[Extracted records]
== == ==
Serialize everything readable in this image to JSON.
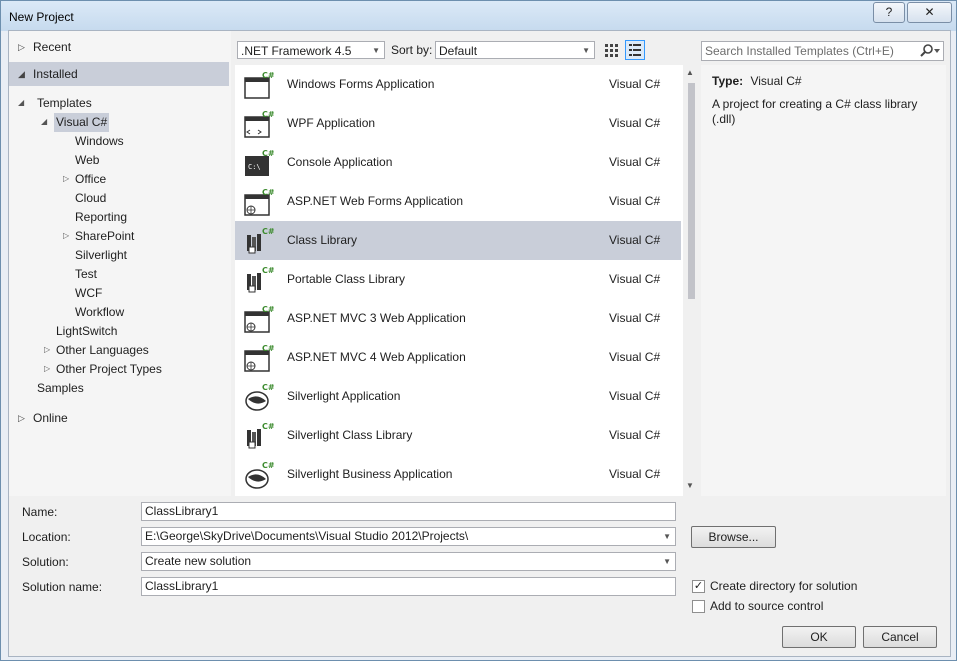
{
  "window": {
    "title": "New Project",
    "help_label": "?",
    "close_label": "✕"
  },
  "nav": {
    "recent": "Recent",
    "installed": "Installed",
    "online": "Online",
    "tree": {
      "templates": "Templates",
      "visual_csharp": "Visual C#",
      "children": [
        "Windows",
        "Web",
        "Office",
        "Cloud",
        "Reporting",
        "SharePoint",
        "Silverlight",
        "Test",
        "WCF",
        "Workflow"
      ],
      "lightswitch": "LightSwitch",
      "other_languages": "Other Languages",
      "other_project_types": "Other Project Types",
      "samples": "Samples"
    }
  },
  "toolbar": {
    "framework": ".NET Framework 4.5",
    "sort_label": "Sort by:",
    "sort_value": "Default",
    "search_placeholder": "Search Installed Templates (Ctrl+E)"
  },
  "templates": [
    {
      "name": "Windows Forms Application",
      "lang": "Visual C#",
      "icon": "windows-forms-icon"
    },
    {
      "name": "WPF Application",
      "lang": "Visual C#",
      "icon": "wpf-icon"
    },
    {
      "name": "Console Application",
      "lang": "Visual C#",
      "icon": "console-icon"
    },
    {
      "name": "ASP.NET Web Forms Application",
      "lang": "Visual C#",
      "icon": "web-forms-icon"
    },
    {
      "name": "Class Library",
      "lang": "Visual C#",
      "icon": "class-library-icon",
      "selected": true
    },
    {
      "name": "Portable Class Library",
      "lang": "Visual C#",
      "icon": "portable-library-icon"
    },
    {
      "name": "ASP.NET MVC 3 Web Application",
      "lang": "Visual C#",
      "icon": "mvc-icon"
    },
    {
      "name": "ASP.NET MVC 4 Web Application",
      "lang": "Visual C#",
      "icon": "mvc-icon"
    },
    {
      "name": "Silverlight Application",
      "lang": "Visual C#",
      "icon": "silverlight-icon"
    },
    {
      "name": "Silverlight Class Library",
      "lang": "Visual C#",
      "icon": "silverlight-library-icon"
    },
    {
      "name": "Silverlight Business Application",
      "lang": "Visual C#",
      "icon": "silverlight-icon"
    }
  ],
  "info": {
    "type_label": "Type:",
    "type_value": "Visual C#",
    "description": "A project for creating a C# class library (.dll)"
  },
  "form": {
    "name_label": "Name:",
    "name_value": "ClassLibrary1",
    "location_label": "Location:",
    "location_value": "E:\\George\\SkyDrive\\Documents\\Visual Studio 2012\\Projects\\",
    "solution_label": "Solution:",
    "solution_value": "Create new solution",
    "solution_name_label": "Solution name:",
    "solution_name_value": "ClassLibrary1",
    "browse_label": "Browse...",
    "create_dir_label": "Create directory for solution",
    "create_dir_checked": true,
    "source_control_label": "Add to source control",
    "source_control_checked": false,
    "ok_label": "OK",
    "cancel_label": "Cancel"
  },
  "colors": {
    "selection": "#c9ced9",
    "accent_green": "#3c8b2e"
  }
}
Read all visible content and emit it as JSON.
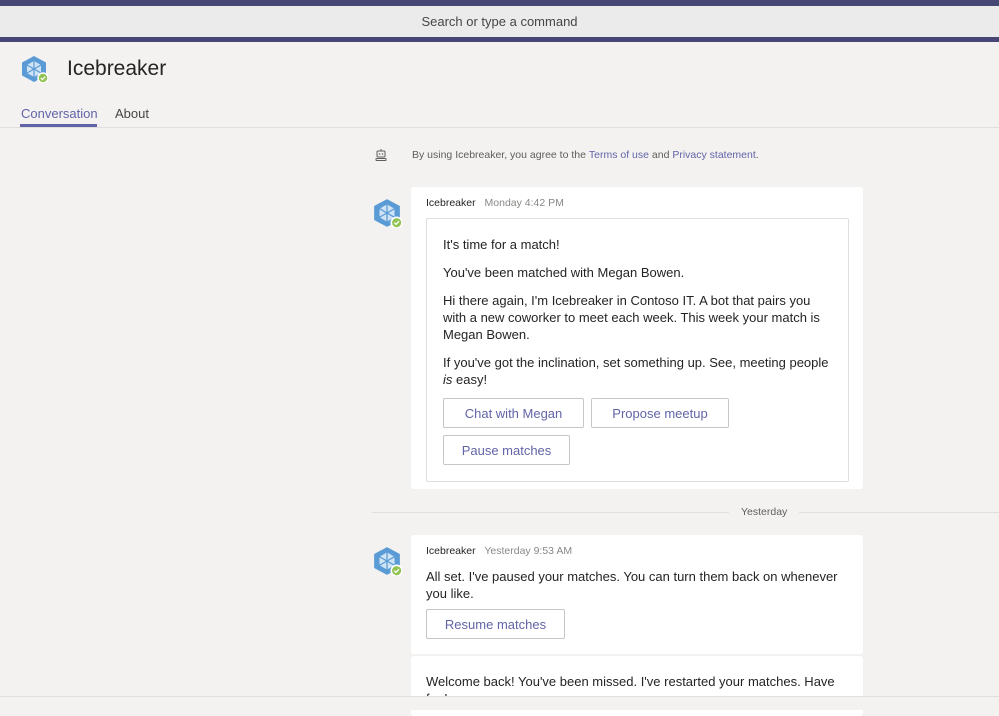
{
  "search": {
    "placeholder": "Search or type a command"
  },
  "app": {
    "title": "Icebreaker"
  },
  "tabs": [
    {
      "label": "Conversation",
      "active": true
    },
    {
      "label": "About",
      "active": false
    }
  ],
  "notice": {
    "prefix": "By using Icebreaker, you agree to the ",
    "terms_link": "Terms of use",
    "middle": " and ",
    "privacy_link": "Privacy statement",
    "suffix": "."
  },
  "messages": [
    {
      "sender": "Icebreaker",
      "time": "Monday 4:42 PM",
      "card": {
        "title": "It's time for a match!",
        "line1": "You've been matched with Megan Bowen.",
        "line2": "Hi there again, I'm Icebreaker in Contoso IT. A bot that pairs you with a new coworker to meet each week. This week your match is Megan Bowen.",
        "line3_before": "If you've got the inclination, set something up. See, meeting people ",
        "line3_em": "is",
        "line3_after": " easy!",
        "buttons": [
          "Chat with Megan",
          "Propose meetup",
          "Pause matches"
        ]
      }
    },
    {
      "sender": "Icebreaker",
      "time": "Yesterday 9:53 AM",
      "text": "All set. I've paused your matches. You can turn them back on whenever you like.",
      "button": "Resume matches"
    },
    {
      "text": "Welcome back! You've been missed. I've restarted your matches. Have fun!"
    }
  ],
  "divider": {
    "label": "Yesterday"
  },
  "colors": {
    "accent": "#6264a7",
    "header_bar": "#464775",
    "background": "#f3f2f1",
    "status": "#92c353"
  },
  "icons": [
    "icebreaker-logo-icon",
    "bot-icon",
    "available-status-icon"
  ]
}
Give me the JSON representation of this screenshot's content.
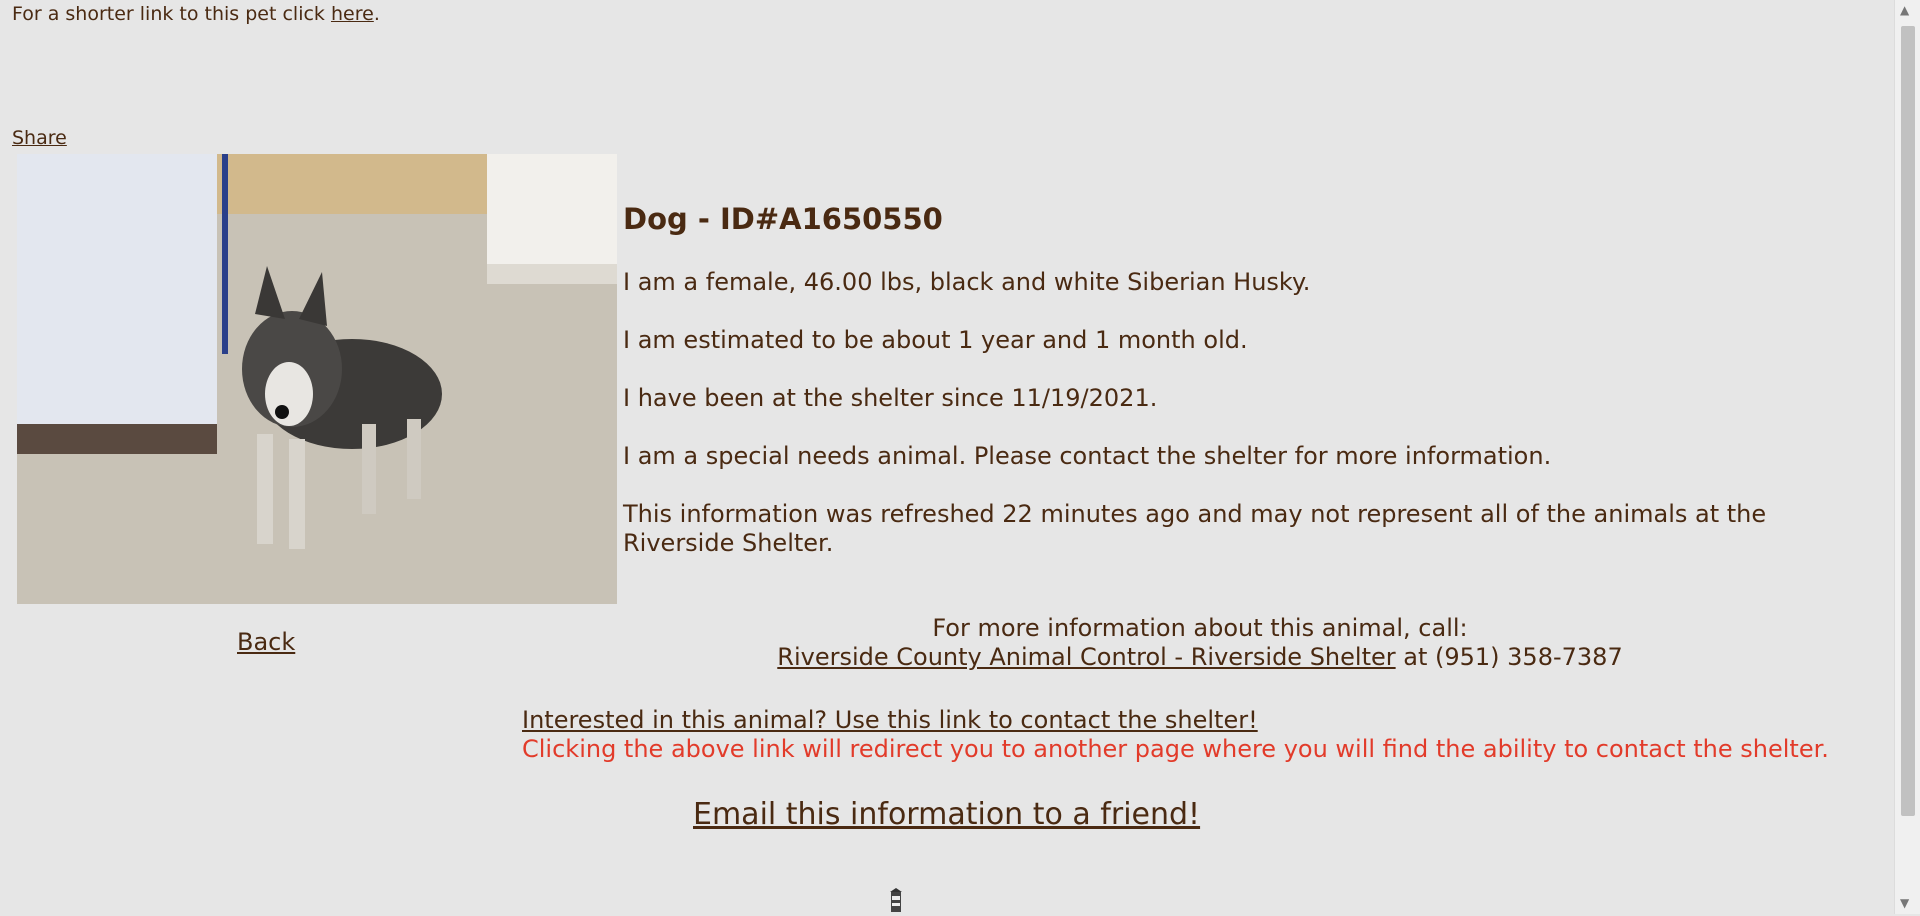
{
  "top": {
    "prefix": "For a shorter link to this pet click ",
    "link": "here",
    "suffix": "."
  },
  "share": "Share",
  "animal": {
    "title": "Dog - ID#A1650550",
    "line1": "I am a female, 46.00 lbs, black and white Siberian Husky.",
    "line2": "I am estimated to be about 1 year and 1 month old.",
    "line3": "I have been at the shelter since 11/19/2021.",
    "line4": "I am a special needs animal. Please contact the shelter for more information.",
    "line5": "This information was refreshed 22 minutes ago and may not represent all of the animals at the Riverside Shelter."
  },
  "back": "Back",
  "contact": {
    "label": "For more information about this animal, call:",
    "shelter_link": "Riverside County Animal Control - Riverside Shelter",
    "phone_text": " at (951) 358-7387"
  },
  "interest": {
    "link": "Interested in this animal? Use this link to contact the shelter!",
    "warning": "Clicking the above link will redirect you to another page where you will find the ability to contact the shelter."
  },
  "email_link": "Email this information to a friend!",
  "icons": {
    "scroll_up": "chevron-up-icon",
    "scroll_down": "chevron-down-icon",
    "bottom_small": "lighthouse-icon"
  },
  "colors": {
    "background": "#e6e6e6",
    "text": "#4a2a12",
    "warning": "#e23b2a"
  }
}
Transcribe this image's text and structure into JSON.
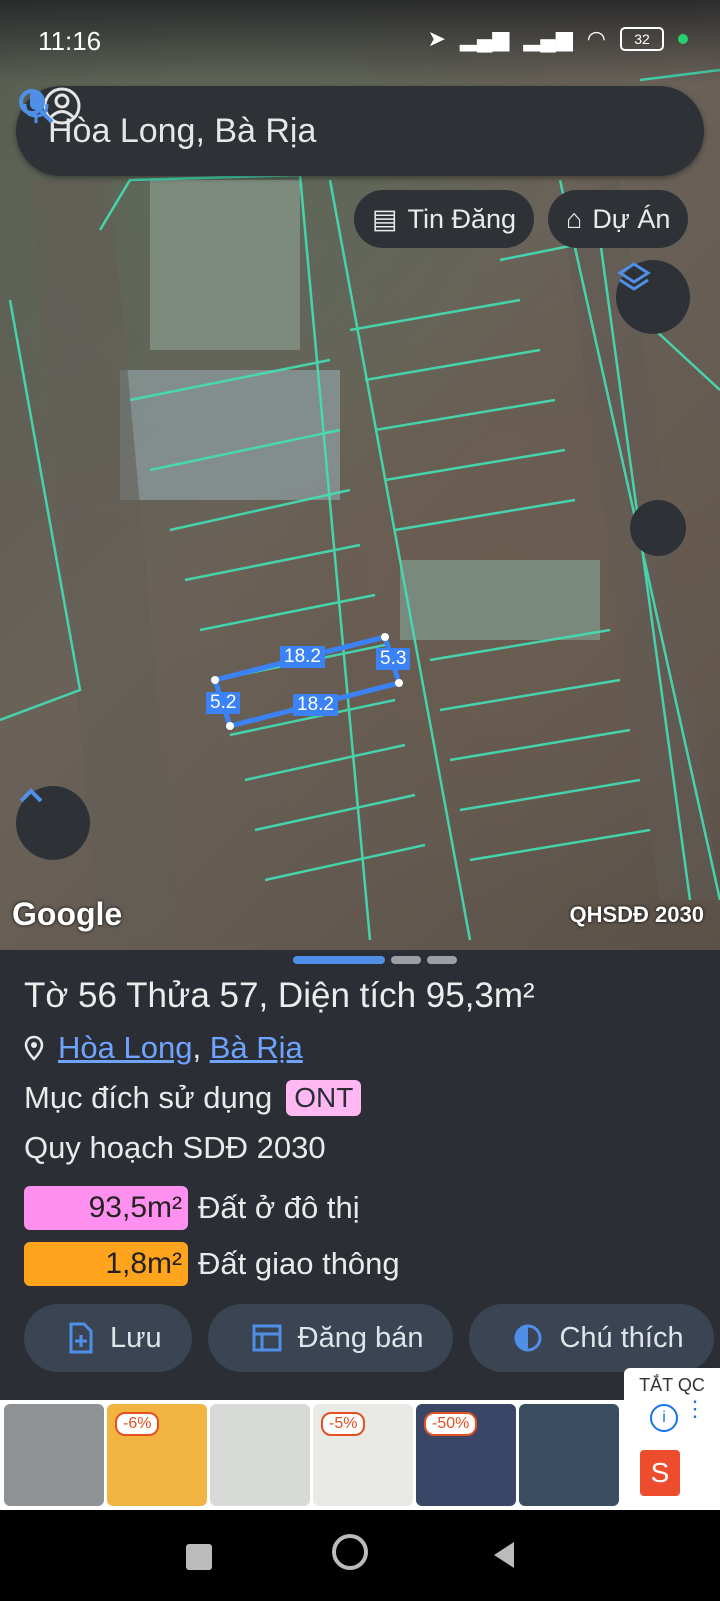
{
  "status": {
    "time": "11:16",
    "battery": "32"
  },
  "search": {
    "query": "Hòa Long, Bà Rịa"
  },
  "chips": {
    "listing": "Tin Đăng",
    "project": "Dự Án"
  },
  "map": {
    "measurements": {
      "top": "18.2",
      "bottom": "18.2",
      "left": "5.2",
      "right": "5.3"
    },
    "watermark": "Google",
    "layer_label": "QHSDĐ 2030",
    "parcel_line_color": "#43e0b5",
    "selection_color": "#3b82f6"
  },
  "sheet": {
    "title": "Tờ 56 Thửa 57, Diện tích 95,3m²",
    "ward": "Hòa Long",
    "separator": ",",
    "city": "Bà Rịa",
    "purpose_label": "Mục đích sử dụng",
    "purpose_code": "ONT",
    "plan_label": "Quy hoạch SDĐ 2030",
    "areas": [
      {
        "value": "93,5m²",
        "label": "Đất ở đô thị",
        "color": "#ff90f0"
      },
      {
        "value": "1,8m²",
        "label": "Đất giao thông",
        "color": "#ffa41c"
      }
    ],
    "actions": {
      "save": "Lưu",
      "post": "Đăng bán",
      "legend": "Chú thích"
    }
  },
  "ad": {
    "close_label": "TẮT QC",
    "discounts": [
      "-6%",
      "-5%",
      "-50%"
    ]
  }
}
== == ==
# DESCRIPTION OF THE TASK:
Leaving all pictures aside, quote each record exactly.

# SOLUTION TO THE PROBLEM:
Serialize everything readable in this image to JSON.
{
  "window": {
    "title": "New Project",
    "help_label": "?",
    "close_label": "✕"
  },
  "nav": {
    "recent": "Recent",
    "installed": "Installed",
    "online": "Online",
    "tree": {
      "templates": "Templates",
      "visual_csharp": "Visual C#",
      "children": [
        "Windows",
        "Web",
        "Office",
        "Cloud",
        "Reporting",
        "SharePoint",
        "Silverlight",
        "Test",
        "WCF",
        "Workflow"
      ],
      "lightswitch": "LightSwitch",
      "other_languages": "Other Languages",
      "other_project_types": "Other Project Types",
      "samples": "Samples"
    }
  },
  "toolbar": {
    "framework": ".NET Framework 4.5",
    "sort_label": "Sort by:",
    "sort_value": "Default",
    "search_placeholder": "Search Installed Templates (Ctrl+E)"
  },
  "templates": [
    {
      "name": "Windows Forms Application",
      "lang": "Visual C#",
      "icon": "windows-forms-icon"
    },
    {
      "name": "WPF Application",
      "lang": "Visual C#",
      "icon": "wpf-icon"
    },
    {
      "name": "Console Application",
      "lang": "Visual C#",
      "icon": "console-icon"
    },
    {
      "name": "ASP.NET Web Forms Application",
      "lang": "Visual C#",
      "icon": "web-forms-icon"
    },
    {
      "name": "Class Library",
      "lang": "Visual C#",
      "icon": "class-library-icon",
      "selected": true
    },
    {
      "name": "Portable Class Library",
      "lang": "Visual C#",
      "icon": "portable-library-icon"
    },
    {
      "name": "ASP.NET MVC 3 Web Application",
      "lang": "Visual C#",
      "icon": "mvc-icon"
    },
    {
      "name": "ASP.NET MVC 4 Web Application",
      "lang": "Visual C#",
      "icon": "mvc-icon"
    },
    {
      "name": "Silverlight Application",
      "lang": "Visual C#",
      "icon": "silverlight-icon"
    },
    {
      "name": "Silverlight Class Library",
      "lang": "Visual C#",
      "icon": "silverlight-library-icon"
    },
    {
      "name": "Silverlight Business Application",
      "lang": "Visual C#",
      "icon": "silverlight-icon"
    }
  ],
  "info": {
    "type_label": "Type:",
    "type_value": "Visual C#",
    "description": "A project for creating a C# class library (.dll)"
  },
  "form": {
    "name_label": "Name:",
    "name_value": "ClassLibrary1",
    "location_label": "Location:",
    "location_value": "E:\\George\\SkyDrive\\Documents\\Visual Studio 2012\\Projects\\",
    "solution_label": "Solution:",
    "solution_value": "Create new solution",
    "solution_name_label": "Solution name:",
    "solution_name_value": "ClassLibrary1",
    "browse_label": "Browse...",
    "create_dir_label": "Create directory for solution",
    "create_dir_checked": true,
    "source_control_label": "Add to source control",
    "source_control_checked": false,
    "ok_label": "OK",
    "cancel_label": "Cancel"
  },
  "colors": {
    "selection": "#c9ced9",
    "accent_green": "#3c8b2e"
  }
}
Read all visible content and emit it as JSON.
{
  "search": {
    "placeholder": "Search or type a command"
  },
  "app": {
    "title": "Icebreaker"
  },
  "tabs": [
    {
      "label": "Conversation",
      "active": true
    },
    {
      "label": "About",
      "active": false
    }
  ],
  "notice": {
    "prefix": "By using Icebreaker, you agree to the ",
    "terms_link": "Terms of use",
    "middle": " and ",
    "privacy_link": "Privacy statement",
    "suffix": "."
  },
  "messages": [
    {
      "sender": "Icebreaker",
      "time": "Monday 4:42 PM",
      "card": {
        "title": "It's time for a match!",
        "line1": "You've been matched with Megan Bowen.",
        "line2": "Hi there again, I'm Icebreaker in Contoso IT. A bot that pairs you with a new coworker to meet each week. This week your match is Megan Bowen.",
        "line3_before": "If you've got the inclination, set something up. See, meeting people ",
        "line3_em": "is",
        "line3_after": " easy!",
        "buttons": [
          "Chat with Megan",
          "Propose meetup",
          "Pause matches"
        ]
      }
    },
    {
      "sender": "Icebreaker",
      "time": "Yesterday 9:53 AM",
      "text": "All set. I've paused your matches. You can turn them back on whenever you like.",
      "button": "Resume matches"
    },
    {
      "text": "Welcome back! You've been missed. I've restarted your matches. Have fun!"
    }
  ],
  "divider": {
    "label": "Yesterday"
  },
  "colors": {
    "accent": "#6264a7",
    "header_bar": "#464775",
    "background": "#f3f2f1",
    "status": "#92c353"
  },
  "icons": [
    "icebreaker-logo-icon",
    "bot-icon",
    "available-status-icon"
  ]
}
Give me the JSON representation of this screenshot's content.
{
  "top": {
    "prefix": "For a shorter link to this pet click ",
    "link": "here",
    "suffix": "."
  },
  "share": "Share",
  "animal": {
    "title": "Dog - ID#A1650550",
    "line1": "I am a female, 46.00 lbs, black and white Siberian Husky.",
    "line2": "I am estimated to be about 1 year and 1 month old.",
    "line3": "I have been at the shelter since 11/19/2021.",
    "line4": "I am a special needs animal. Please contact the shelter for more information.",
    "line5": "This information was refreshed 22 minutes ago and may not represent all of the animals at the Riverside Shelter."
  },
  "back": "Back",
  "contact": {
    "label": "For more information about this animal, call:",
    "shelter_link": "Riverside County Animal Control - Riverside Shelter",
    "phone_text": " at (951) 358-7387"
  },
  "interest": {
    "link": "Interested in this animal? Use this link to contact the shelter!",
    "warning": "Clicking the above link will redirect you to another page where you will find the ability to contact the shelter."
  },
  "email_link": "Email this information to a friend!",
  "icons": {
    "scroll_up": "chevron-up-icon",
    "scroll_down": "chevron-down-icon",
    "bottom_small": "lighthouse-icon"
  },
  "colors": {
    "background": "#e6e6e6",
    "text": "#4a2a12",
    "warning": "#e23b2a"
  }
}
Transcribe this image's text and structure into JSON.
{
  "status": {
    "time": "11:16",
    "battery": "32"
  },
  "search": {
    "query": "Hòa Long, Bà Rịa"
  },
  "chips": {
    "listing": "Tin Đăng",
    "project": "Dự Án"
  },
  "map": {
    "measurements": {
      "top": "18.2",
      "bottom": "18.2",
      "left": "5.2",
      "right": "5.3"
    },
    "watermark": "Google",
    "layer_label": "QHSDĐ 2030",
    "parcel_line_color": "#43e0b5",
    "selection_color": "#3b82f6"
  },
  "sheet": {
    "title": "Tờ 56 Thửa 57, Diện tích 95,3m²",
    "ward": "Hòa Long",
    "separator": ",",
    "city": "Bà Rịa",
    "purpose_label": "Mục đích sử dụng",
    "purpose_code": "ONT",
    "plan_label": "Quy hoạch SDĐ 2030",
    "areas": [
      {
        "value": "93,5m²",
        "label": "Đất ở đô thị",
        "color": "#ff90f0"
      },
      {
        "value": "1,8m²",
        "label": "Đất giao thông",
        "color": "#ffa41c"
      }
    ],
    "actions": {
      "save": "Lưu",
      "post": "Đăng bán",
      "legend": "Chú thích"
    }
  },
  "ad": {
    "close_label": "TẮT QC",
    "discounts": [
      "-6%",
      "-5%",
      "-50%"
    ]
  }
}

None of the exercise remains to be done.